YOUR GOAL. Read the records and gather each line that includes "上海虹桥".
— START DATA ROWS —
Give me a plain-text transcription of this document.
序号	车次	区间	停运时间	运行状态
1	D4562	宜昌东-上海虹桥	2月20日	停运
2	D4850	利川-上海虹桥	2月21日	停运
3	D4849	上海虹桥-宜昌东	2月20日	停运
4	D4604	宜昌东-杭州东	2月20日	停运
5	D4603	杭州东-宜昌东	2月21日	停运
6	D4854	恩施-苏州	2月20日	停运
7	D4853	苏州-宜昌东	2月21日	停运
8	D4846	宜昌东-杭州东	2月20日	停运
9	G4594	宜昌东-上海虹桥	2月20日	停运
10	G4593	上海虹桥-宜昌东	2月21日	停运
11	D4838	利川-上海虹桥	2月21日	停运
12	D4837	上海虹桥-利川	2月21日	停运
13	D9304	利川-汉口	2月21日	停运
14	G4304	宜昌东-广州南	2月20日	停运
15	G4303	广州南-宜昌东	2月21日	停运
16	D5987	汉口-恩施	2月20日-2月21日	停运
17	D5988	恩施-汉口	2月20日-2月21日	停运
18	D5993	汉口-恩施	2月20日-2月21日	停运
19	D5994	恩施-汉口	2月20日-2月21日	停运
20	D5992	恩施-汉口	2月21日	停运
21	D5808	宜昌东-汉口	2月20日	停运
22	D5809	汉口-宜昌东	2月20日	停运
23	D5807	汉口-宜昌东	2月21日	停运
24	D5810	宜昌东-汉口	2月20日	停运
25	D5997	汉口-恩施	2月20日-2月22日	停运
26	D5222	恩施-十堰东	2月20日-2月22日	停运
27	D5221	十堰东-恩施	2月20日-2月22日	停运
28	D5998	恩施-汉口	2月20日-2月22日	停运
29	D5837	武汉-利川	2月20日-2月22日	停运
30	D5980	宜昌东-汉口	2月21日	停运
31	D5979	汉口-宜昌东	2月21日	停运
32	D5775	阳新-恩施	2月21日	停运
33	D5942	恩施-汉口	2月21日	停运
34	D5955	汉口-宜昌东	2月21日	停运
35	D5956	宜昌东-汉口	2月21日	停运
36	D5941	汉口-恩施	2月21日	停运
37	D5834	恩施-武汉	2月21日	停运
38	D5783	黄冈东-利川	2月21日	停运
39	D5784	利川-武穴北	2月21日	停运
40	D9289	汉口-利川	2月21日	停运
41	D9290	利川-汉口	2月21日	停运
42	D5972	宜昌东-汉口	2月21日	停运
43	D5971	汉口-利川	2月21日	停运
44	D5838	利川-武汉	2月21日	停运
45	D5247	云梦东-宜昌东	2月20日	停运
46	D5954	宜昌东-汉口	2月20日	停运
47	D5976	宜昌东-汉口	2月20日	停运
— END DATA ROWS —
SOLUTION TO THE EXERCISE.
1	D4562	宜昌东-上海虹桥	2月20日	停运
2	D4850	利川-上海虹桥	2月21日	停运
3	D4849	上海虹桥-宜昌东	2月20日	停运
9	G4594	宜昌东-上海虹桥	2月20日	停运
10	G4593	上海虹桥-宜昌东	2月21日	停运
11	D4838	利川-上海虹桥	2月21日	停运
12	D4837	上海虹桥-利川	2月21日	停运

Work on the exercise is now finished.